▶ _DATA TO PROCESS_:
──────────
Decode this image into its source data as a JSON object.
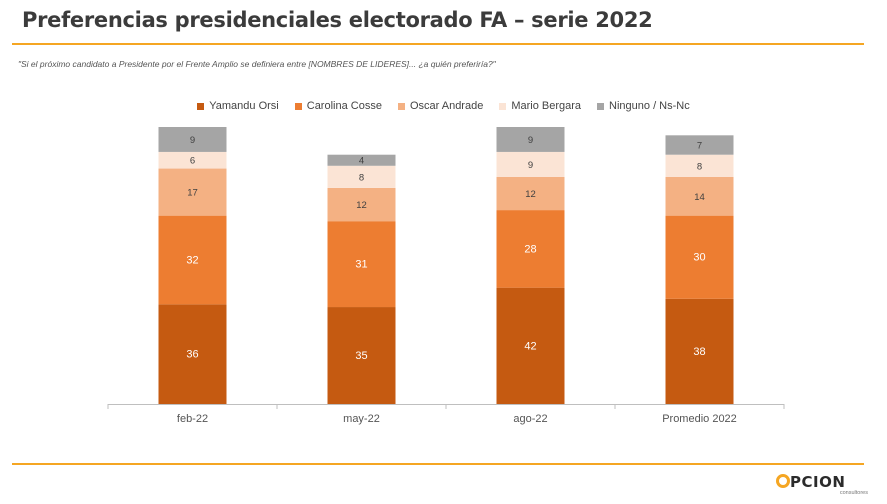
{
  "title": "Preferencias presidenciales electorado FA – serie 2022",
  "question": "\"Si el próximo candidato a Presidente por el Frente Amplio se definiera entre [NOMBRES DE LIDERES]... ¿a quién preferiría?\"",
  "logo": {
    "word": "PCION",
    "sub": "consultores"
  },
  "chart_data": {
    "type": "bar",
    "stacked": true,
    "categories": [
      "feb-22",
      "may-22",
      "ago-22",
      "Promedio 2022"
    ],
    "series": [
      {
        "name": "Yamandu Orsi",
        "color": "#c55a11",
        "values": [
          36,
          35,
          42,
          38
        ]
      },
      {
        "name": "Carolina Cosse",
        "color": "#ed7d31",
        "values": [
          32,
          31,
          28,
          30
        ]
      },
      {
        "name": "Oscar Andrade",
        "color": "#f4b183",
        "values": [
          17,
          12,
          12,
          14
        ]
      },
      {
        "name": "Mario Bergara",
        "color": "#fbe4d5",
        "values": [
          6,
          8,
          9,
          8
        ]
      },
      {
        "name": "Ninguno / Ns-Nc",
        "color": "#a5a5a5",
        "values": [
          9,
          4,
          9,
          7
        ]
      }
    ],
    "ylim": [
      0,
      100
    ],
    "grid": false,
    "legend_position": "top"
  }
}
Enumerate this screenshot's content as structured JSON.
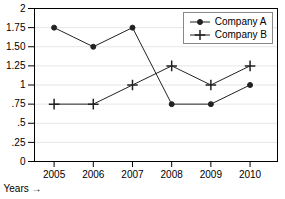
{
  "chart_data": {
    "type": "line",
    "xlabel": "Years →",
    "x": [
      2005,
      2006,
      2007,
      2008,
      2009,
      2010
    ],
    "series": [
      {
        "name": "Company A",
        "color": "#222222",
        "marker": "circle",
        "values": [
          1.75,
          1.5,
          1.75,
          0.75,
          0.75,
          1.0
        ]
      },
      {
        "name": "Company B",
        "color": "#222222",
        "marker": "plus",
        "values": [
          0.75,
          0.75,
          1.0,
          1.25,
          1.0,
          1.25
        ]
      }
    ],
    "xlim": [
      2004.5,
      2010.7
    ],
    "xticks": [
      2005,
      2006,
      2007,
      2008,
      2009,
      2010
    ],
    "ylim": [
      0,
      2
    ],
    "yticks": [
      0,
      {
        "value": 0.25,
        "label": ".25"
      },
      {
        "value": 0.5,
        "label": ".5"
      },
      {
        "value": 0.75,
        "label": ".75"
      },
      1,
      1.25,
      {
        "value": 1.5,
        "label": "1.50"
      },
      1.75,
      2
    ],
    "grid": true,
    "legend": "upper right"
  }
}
──────────
Make a verbatim copy of all the entries and strip out the pictures.

Decode this image into its source data as a JSON object.
{
  "title": "Preferencias presidenciales electorado FA – serie 2022",
  "question": "\"Si el próximo candidato a Presidente por el Frente Amplio se definiera entre [NOMBRES DE LIDERES]... ¿a quién preferiría?\"",
  "logo": {
    "word": "PCION",
    "sub": "consultores"
  },
  "chart_data": {
    "type": "bar",
    "stacked": true,
    "categories": [
      "feb-22",
      "may-22",
      "ago-22",
      "Promedio 2022"
    ],
    "series": [
      {
        "name": "Yamandu Orsi",
        "color": "#c55a11",
        "values": [
          36,
          35,
          42,
          38
        ]
      },
      {
        "name": "Carolina Cosse",
        "color": "#ed7d31",
        "values": [
          32,
          31,
          28,
          30
        ]
      },
      {
        "name": "Oscar Andrade",
        "color": "#f4b183",
        "values": [
          17,
          12,
          12,
          14
        ]
      },
      {
        "name": "Mario Bergara",
        "color": "#fbe4d5",
        "values": [
          6,
          8,
          9,
          8
        ]
      },
      {
        "name": "Ninguno / Ns-Nc",
        "color": "#a5a5a5",
        "values": [
          9,
          4,
          9,
          7
        ]
      }
    ],
    "ylim": [
      0,
      100
    ],
    "grid": false,
    "legend_position": "top"
  }
}
Enumerate this screenshot's content as structured JSON.
{
  "chart_data": {
    "type": "line",
    "xlabel": "Years →",
    "x": [
      2005,
      2006,
      2007,
      2008,
      2009,
      2010
    ],
    "series": [
      {
        "name": "Company A",
        "color": "#222222",
        "marker": "circle",
        "values": [
          1.75,
          1.5,
          1.75,
          0.75,
          0.75,
          1.0
        ]
      },
      {
        "name": "Company B",
        "color": "#222222",
        "marker": "plus",
        "values": [
          0.75,
          0.75,
          1.0,
          1.25,
          1.0,
          1.25
        ]
      }
    ],
    "xlim": [
      2004.5,
      2010.7
    ],
    "xticks": [
      2005,
      2006,
      2007,
      2008,
      2009,
      2010
    ],
    "ylim": [
      0,
      2
    ],
    "yticks": [
      0,
      {
        "value": 0.25,
        "label": ".25"
      },
      {
        "value": 0.5,
        "label": ".5"
      },
      {
        "value": 0.75,
        "label": ".75"
      },
      1,
      1.25,
      {
        "value": 1.5,
        "label": "1.50"
      },
      1.75,
      2
    ],
    "grid": true,
    "legend": "upper right"
  }
}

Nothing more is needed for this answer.